* **Instructions for the task**: Gather, from the listing beneath this task, every line holding the string "JSON".

Chart and figure data:
+ + + + + + +

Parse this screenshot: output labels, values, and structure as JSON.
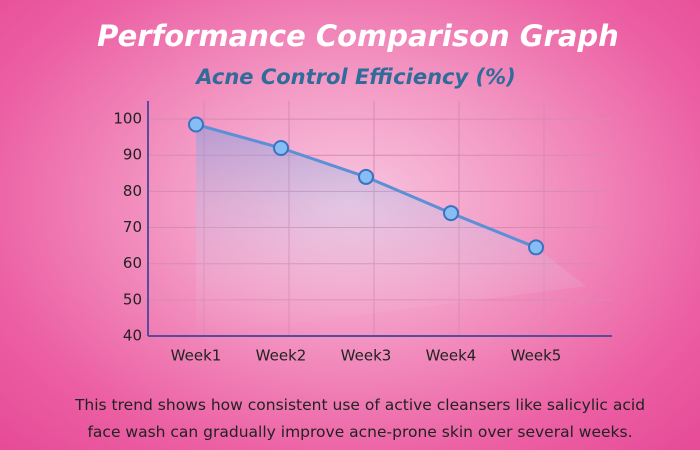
{
  "chart_data": {
    "type": "line",
    "title": "Performance Comparison Graph",
    "subtitle": "Acne Control Efficiency (%)",
    "categories": [
      "Week1",
      "Week2",
      "Week3",
      "Week4",
      "Week5"
    ],
    "series": [
      {
        "name": "Acne Control Efficiency",
        "color": "#5b8fd6",
        "values": [
          98.5,
          92,
          84,
          74,
          64.5
        ]
      }
    ],
    "ylim": [
      40,
      105
    ],
    "yticks": [
      40,
      50,
      60,
      70,
      80,
      90,
      100
    ],
    "grid": true,
    "caption": "This trend shows how consistent use of active cleansers like salicylic acid face wash can gradually improve acne-prone skin over several weeks."
  }
}
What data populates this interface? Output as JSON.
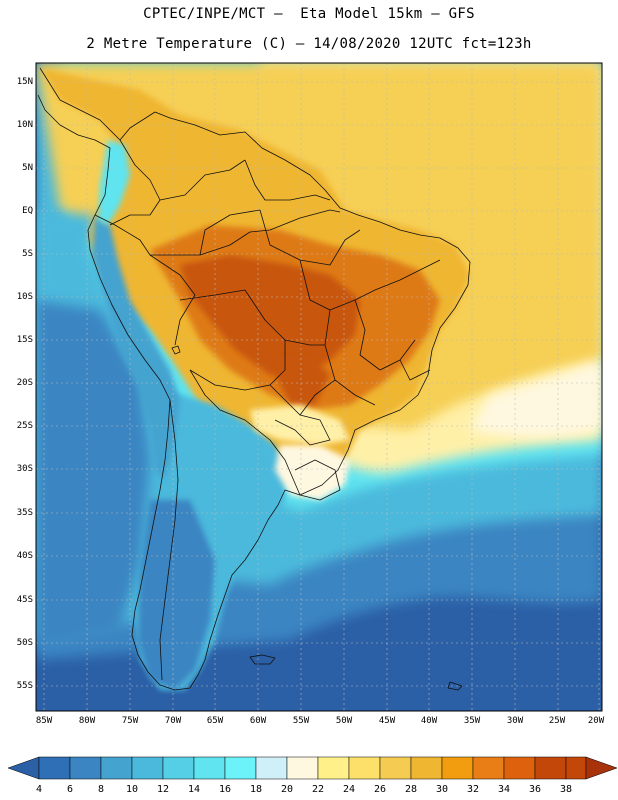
{
  "title_line1": "CPTEC/INPE/MCT –  Eta Model 15km – GFS",
  "title_line2": "2 Metre Temperature (C) – 14/08/2020 12UTC fct=123h",
  "y_ticks": [
    "15N",
    "10N",
    "5N",
    "EQ",
    "5S",
    "10S",
    "15S",
    "20S",
    "25S",
    "30S",
    "35S",
    "40S",
    "45S",
    "50S",
    "55S"
  ],
  "x_ticks": [
    "85W",
    "80W",
    "75W",
    "70W",
    "65W",
    "60W",
    "55W",
    "50W",
    "45W",
    "40W",
    "35W",
    "30W",
    "25W",
    "20W"
  ],
  "colorbar_labels": [
    "4",
    "6",
    "8",
    "10",
    "12",
    "14",
    "16",
    "18",
    "20",
    "22",
    "24",
    "26",
    "28",
    "30",
    "32",
    "34",
    "36",
    "38"
  ],
  "colorbar_colors": [
    "#2b5fa6",
    "#2f6fb5",
    "#3a85c2",
    "#45a3d0",
    "#4bb9dc",
    "#55cfe6",
    "#5fe4f0",
    "#6bf3f9",
    "#cfeff9",
    "#fff8e1",
    "#fff08a",
    "#fde06a",
    "#f6cb52",
    "#efb632",
    "#f29d10",
    "#ea7e16",
    "#de620e",
    "#c4470a",
    "#a8330a"
  ],
  "map_colors": {
    "ocean_deep": "#2b5fa6",
    "ocean_mid": "#3a85c2",
    "ocean_light": "#4bb9dc",
    "ocean_cyan": "#5fe4f0",
    "atl_yellow": "#f6cf55",
    "pale_yellow": "#fff0a8",
    "cream": "#fff8e1",
    "land_orange": "#efb632",
    "land_hot": "#de7a18",
    "land_hotter": "#c8560c",
    "andes_blue": "#45a3d0"
  }
}
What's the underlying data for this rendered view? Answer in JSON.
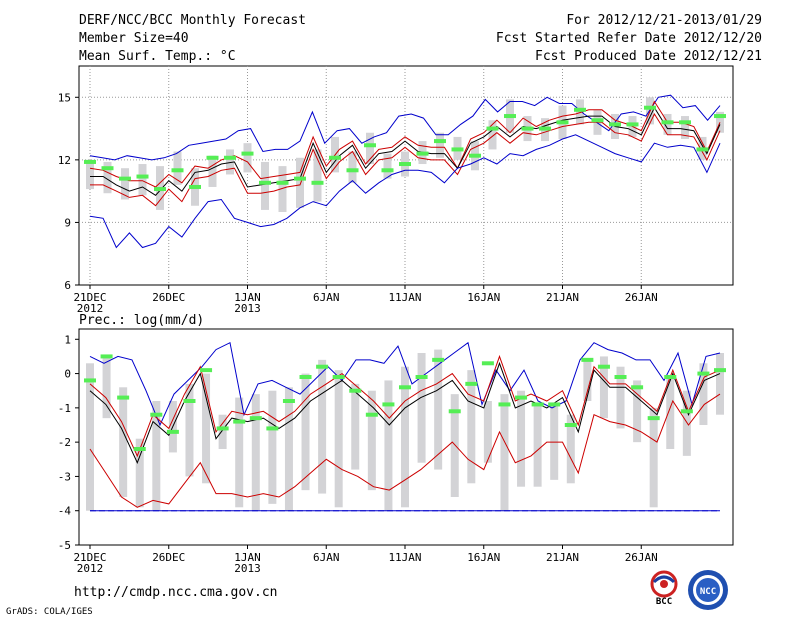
{
  "header": {
    "title": "DERF/NCC/BCC Monthly Forecast",
    "member_size": "Member Size=40",
    "variable_label": "Mean Surf. Temp.: °C",
    "forecast_period": "For 2012/12/21-2013/01/29",
    "started_date": "Fcst Started Refer Date 2012/12/20",
    "produced_date": "Fcst Produced Date 2012/12/21"
  },
  "footer": {
    "url": "http://cmdp.ncc.cma.gov.cn",
    "credit": "GrADS: COLA/IGES",
    "logo_bcc": "BCC",
    "logo_ncc": "NCC"
  },
  "colors": {
    "mean": "#000000",
    "spread": "#cc0000",
    "extreme": "#0000cc",
    "obs": "#55ee55",
    "box": "#d3d3d6",
    "grid": "#999999"
  },
  "chart_data": [
    {
      "type": "line",
      "title": "Mean Surf. Temp.: °C",
      "ylabel": "°C",
      "ylim": [
        6,
        16.5
      ],
      "yticks": [
        6,
        9,
        12,
        15
      ],
      "ytick_labels": [
        "6",
        "9",
        "12",
        "15"
      ],
      "x_days": 40,
      "xtick_days": [
        0,
        5,
        10,
        15,
        20,
        25,
        30,
        35
      ],
      "xtick_labels": [
        "21DEC",
        "26DEC",
        "1JAN",
        "6JAN",
        "11JAN",
        "16JAN",
        "21JAN",
        "26JAN"
      ],
      "xtick_sublabels": [
        "2012",
        "",
        "2013",
        "",
        "",
        "",
        "",
        ""
      ],
      "grid": true,
      "series": [
        {
          "name": "ensemble max",
          "role": "extreme",
          "values": [
            12.2,
            12.1,
            12.0,
            12.2,
            12.1,
            12.0,
            12.1,
            12.3,
            12.7,
            12.8,
            12.9,
            13.0,
            13.4,
            13.5,
            12.4,
            12.5,
            12.5,
            12.9,
            14.3,
            12.8,
            13.4,
            13.5,
            12.8,
            13.1,
            13.3,
            14.1,
            14.2,
            14.0,
            13.2,
            13.2,
            13.7,
            14.1,
            14.9,
            14.3,
            14.8,
            14.8,
            14.6,
            15.0,
            14.7,
            14.7,
            14.2,
            13.8,
            13.4,
            14.2,
            14.3,
            14.1,
            15.0,
            15.1,
            14.5,
            14.6,
            13.9,
            14.6
          ]
        },
        {
          "name": "upper spread",
          "role": "spread",
          "values": [
            11.6,
            11.5,
            11.2,
            11.0,
            11.0,
            10.7,
            11.3,
            10.9,
            11.7,
            11.6,
            12.0,
            12.2,
            11.9,
            11.1,
            11.2,
            11.3,
            11.4,
            13.1,
            11.7,
            12.5,
            12.9,
            11.8,
            12.5,
            12.6,
            13.1,
            12.7,
            12.6,
            12.6,
            11.6,
            13.0,
            13.3,
            13.9,
            13.3,
            14.0,
            13.6,
            13.9,
            14.1,
            14.2,
            14.4,
            14.4,
            13.9,
            13.7,
            13.4,
            14.8,
            13.8,
            13.8,
            13.6,
            12.4,
            13.8
          ]
        },
        {
          "name": "ensemble mean",
          "role": "mean",
          "values": [
            11.2,
            11.2,
            10.8,
            10.5,
            10.7,
            10.3,
            11.0,
            10.5,
            11.4,
            11.5,
            11.8,
            11.9,
            10.7,
            10.8,
            10.9,
            11.0,
            11.1,
            12.8,
            11.4,
            12.2,
            12.7,
            11.6,
            12.3,
            12.4,
            12.9,
            12.4,
            12.3,
            12.3,
            11.6,
            12.8,
            13.1,
            13.6,
            13.1,
            13.6,
            13.5,
            13.7,
            13.9,
            14.0,
            14.1,
            14.1,
            13.6,
            13.5,
            13.2,
            14.5,
            13.5,
            13.5,
            13.4,
            12.3,
            13.7
          ]
        },
        {
          "name": "lower spread",
          "role": "spread",
          "values": [
            10.8,
            10.8,
            10.5,
            10.2,
            10.3,
            9.8,
            10.6,
            10.0,
            11.1,
            11.2,
            11.5,
            11.6,
            10.4,
            10.4,
            10.5,
            10.7,
            10.8,
            12.5,
            11.1,
            11.9,
            12.4,
            11.3,
            12.0,
            12.1,
            12.6,
            12.1,
            12.0,
            12.0,
            11.3,
            12.5,
            12.8,
            13.3,
            12.8,
            13.3,
            13.2,
            13.4,
            13.6,
            13.7,
            13.8,
            13.8,
            13.3,
            13.2,
            12.9,
            14.2,
            13.2,
            13.2,
            13.1,
            12.0,
            13.4
          ]
        },
        {
          "name": "ensemble min",
          "role": "extreme",
          "values": [
            9.3,
            9.2,
            7.8,
            8.5,
            7.8,
            8.0,
            8.8,
            8.3,
            9.2,
            10.0,
            10.1,
            9.2,
            9.0,
            8.8,
            8.9,
            9.2,
            9.7,
            10.0,
            9.8,
            10.5,
            11.0,
            10.4,
            10.9,
            11.3,
            11.5,
            11.5,
            11.4,
            10.9,
            11.6,
            11.8,
            12.1,
            11.8,
            12.3,
            12.2,
            12.5,
            12.7,
            13.0,
            13.2,
            12.9,
            12.6,
            12.3,
            12.1,
            11.9,
            12.8,
            12.6,
            12.7,
            12.6,
            11.4,
            12.8
          ]
        }
      ],
      "obs_markers": [
        11.9,
        11.6,
        11.1,
        11.2,
        10.6,
        11.5,
        10.7,
        12.1,
        12.1,
        12.3,
        10.9,
        10.9,
        11.1,
        10.9,
        12.1,
        11.5,
        12.7,
        11.5,
        11.8,
        12.3,
        12.9,
        12.5,
        12.2,
        13.5,
        14.1,
        13.5,
        13.5,
        13.8,
        14.4,
        13.9,
        13.7,
        13.7,
        14.5,
        13.8,
        13.8,
        12.5,
        14.1
      ],
      "boxes": [
        [
          10.6,
          12.0
        ],
        [
          10.4,
          11.9
        ],
        [
          10.1,
          11.6
        ],
        [
          10.3,
          11.8
        ],
        [
          9.6,
          11.7
        ],
        [
          10.8,
          12.4
        ],
        [
          9.8,
          11.6
        ],
        [
          10.7,
          12.2
        ],
        [
          11.3,
          12.5
        ],
        [
          11.4,
          12.8
        ],
        [
          9.6,
          11.9
        ],
        [
          9.5,
          11.7
        ],
        [
          9.7,
          12.1
        ],
        [
          10.0,
          12.5
        ],
        [
          11.4,
          13.1
        ],
        [
          10.9,
          12.4
        ],
        [
          11.8,
          13.3
        ],
        [
          11.1,
          12.3
        ],
        [
          11.2,
          12.4
        ],
        [
          11.8,
          12.9
        ],
        [
          12.1,
          13.3
        ],
        [
          12.0,
          13.1
        ],
        [
          11.5,
          12.9
        ],
        [
          12.5,
          13.9
        ],
        [
          13.3,
          14.9
        ],
        [
          12.9,
          14.1
        ],
        [
          12.9,
          14.0
        ],
        [
          13.0,
          14.6
        ],
        [
          13.7,
          14.9
        ],
        [
          13.2,
          14.4
        ],
        [
          13.0,
          14.2
        ],
        [
          13.1,
          14.1
        ],
        [
          13.7,
          15.0
        ],
        [
          13.2,
          14.2
        ],
        [
          13.0,
          14.1
        ],
        [
          12.0,
          13.1
        ],
        [
          13.3,
          14.3
        ]
      ]
    },
    {
      "type": "line",
      "title": "Prec.: log(mm/d)",
      "ylabel": "log(mm/d)",
      "ylim": [
        -5,
        1.3
      ],
      "yticks": [
        -5,
        -4,
        -3,
        -2,
        -1,
        0,
        1
      ],
      "ytick_labels": [
        "-5",
        "-4",
        "-3",
        "-2",
        "-1",
        "0",
        "1"
      ],
      "x_days": 40,
      "xtick_days": [
        0,
        5,
        10,
        15,
        20,
        25,
        30,
        35
      ],
      "xtick_labels": [
        "21DEC",
        "26DEC",
        "1JAN",
        "6JAN",
        "11JAN",
        "16JAN",
        "21JAN",
        "26JAN"
      ],
      "xtick_sublabels": [
        "2012",
        "",
        "2013",
        "",
        "",
        "",
        "",
        ""
      ],
      "grid": false,
      "baseline": -4,
      "series": [
        {
          "name": "ensemble max",
          "role": "extreme",
          "values": [
            0.5,
            0.3,
            0.5,
            0.4,
            -0.5,
            -1.5,
            -0.6,
            -0.2,
            0.2,
            0.7,
            0.9,
            -1.2,
            -0.3,
            -0.2,
            -0.4,
            -0.6,
            -0.2,
            0.2,
            -0.2,
            0.4,
            0.4,
            0.3,
            0.8,
            -0.3,
            0.0,
            0.3,
            0.6,
            0.9,
            -0.9,
            0.1,
            -0.5,
            0.1,
            -0.8,
            -1.0,
            -0.8,
            0.4,
            0.9,
            0.7,
            0.6,
            0.4,
            0.4,
            -0.2,
            0.6,
            -0.9,
            0.5,
            0.6
          ]
        },
        {
          "name": "ensemble mean",
          "role": "mean",
          "values": [
            -0.5,
            -0.9,
            -1.6,
            -2.6,
            -1.4,
            -1.8,
            -0.8,
            0.0,
            -1.9,
            -1.3,
            -1.4,
            -1.3,
            -1.6,
            -1.3,
            -0.8,
            -0.5,
            -0.2,
            -0.6,
            -1.0,
            -1.5,
            -1.0,
            -0.7,
            -0.5,
            -0.2,
            -0.8,
            -1.0,
            0.3,
            -1.0,
            -0.8,
            -1.0,
            -0.7,
            -1.7,
            0.1,
            -0.4,
            -0.4,
            -0.8,
            -1.2,
            0.0,
            -1.2,
            -0.2,
            0.0
          ]
        },
        {
          "name": "upper spread",
          "role": "spread",
          "values": [
            -0.3,
            -0.7,
            -1.4,
            -2.4,
            -1.2,
            -1.6,
            -0.6,
            0.2,
            -1.7,
            -1.1,
            -1.2,
            -1.1,
            -1.4,
            -1.1,
            -0.6,
            -0.3,
            0.0,
            -0.4,
            -0.8,
            -1.3,
            -0.8,
            -0.5,
            -0.3,
            0.0,
            -0.6,
            -0.8,
            0.5,
            -0.8,
            -0.6,
            -0.8,
            -0.5,
            -1.5,
            0.2,
            -0.3,
            -0.3,
            -0.7,
            -1.1,
            0.1,
            -1.1,
            -0.1,
            0.1
          ]
        },
        {
          "name": "lower spread",
          "role": "spread",
          "values": [
            -2.2,
            -2.9,
            -3.6,
            -3.9,
            -3.7,
            -3.8,
            -3.2,
            -2.6,
            -3.5,
            -3.5,
            -3.6,
            -3.5,
            -3.6,
            -3.3,
            -2.9,
            -2.5,
            -2.8,
            -3.0,
            -3.3,
            -3.4,
            -3.1,
            -2.8,
            -2.4,
            -2.0,
            -2.5,
            -2.8,
            -1.7,
            -2.6,
            -2.4,
            -2.0,
            -2.0,
            -2.9,
            -1.2,
            -1.4,
            -1.5,
            -1.7,
            -2.0,
            -0.8,
            -1.5,
            -0.9,
            -0.6
          ]
        },
        {
          "name": "ensemble min",
          "role": "extreme",
          "values": [
            -4.0,
            -4.0,
            -4.0,
            -4.0,
            -4.0,
            -4.0,
            -4.0,
            -4.0,
            -4.0,
            -4.0,
            -4.0,
            -4.0,
            -4.0,
            -4.0,
            -4.0,
            -4.0,
            -4.0,
            -4.0,
            -4.0,
            -4.0,
            -4.0,
            -4.0,
            -4.0,
            -4.0,
            -4.0,
            -4.0,
            -4.0,
            -4.0,
            -4.0,
            -4.0,
            -4.0,
            -4.0,
            -4.0,
            -4.0,
            -4.0,
            -4.0,
            -4.0,
            -4.0,
            -4.0,
            -4.0,
            -4.0
          ]
        }
      ],
      "obs_markers": [
        -0.2,
        0.5,
        -0.7,
        -2.2,
        -1.2,
        -1.7,
        -0.8,
        0.1,
        -1.6,
        -1.4,
        -1.3,
        -1.6,
        -0.8,
        -0.1,
        0.2,
        -0.1,
        -0.5,
        -1.2,
        -0.9,
        -0.4,
        -0.1,
        0.4,
        -1.1,
        -0.3,
        0.3,
        -0.9,
        -0.7,
        -0.9,
        -0.9,
        -1.5,
        0.4,
        0.2,
        -0.1,
        -0.4,
        -1.3,
        -0.1,
        -1.1,
        0.0,
        0.1
      ],
      "boxes": [
        [
          -4.0,
          0.3
        ],
        [
          -1.3,
          0.5
        ],
        [
          -3.6,
          -0.4
        ],
        [
          -3.9,
          -1.9
        ],
        [
          -4.0,
          -0.8
        ],
        [
          -2.3,
          -0.8
        ],
        [
          -3.0,
          -0.3
        ],
        [
          -3.2,
          0.0
        ],
        [
          -2.2,
          -1.2
        ],
        [
          -3.9,
          -0.7
        ],
        [
          -4.0,
          -0.6
        ],
        [
          -3.8,
          -0.5
        ],
        [
          -4.0,
          -0.4
        ],
        [
          -3.4,
          0.0
        ],
        [
          -3.5,
          0.4
        ],
        [
          -3.9,
          0.1
        ],
        [
          -2.8,
          -0.3
        ],
        [
          -3.4,
          -0.5
        ],
        [
          -4.0,
          -0.2
        ],
        [
          -3.9,
          0.2
        ],
        [
          -2.6,
          0.6
        ],
        [
          -2.8,
          0.7
        ],
        [
          -3.6,
          -0.6
        ],
        [
          -3.2,
          0.1
        ],
        [
          -2.6,
          -0.8
        ],
        [
          -4.0,
          -0.6
        ],
        [
          -3.3,
          -0.5
        ],
        [
          -3.3,
          -0.9
        ],
        [
          -3.1,
          -0.9
        ],
        [
          -3.2,
          -1.2
        ],
        [
          -0.8,
          0.4
        ],
        [
          -1.3,
          0.5
        ],
        [
          -1.6,
          0.2
        ],
        [
          -2.0,
          -0.2
        ],
        [
          -3.9,
          -1.0
        ],
        [
          -2.2,
          -0.1
        ],
        [
          -2.4,
          -0.5
        ],
        [
          -1.5,
          0.3
        ],
        [
          -1.2,
          0.6
        ]
      ]
    }
  ]
}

+ + + + + + +

* **Task solution**:
Parse this screenshot: output labels, values, and structure as JSON.
What data populates this interface? Output as JSON.
What's the underlying data for this rendered view? Answer in JSON.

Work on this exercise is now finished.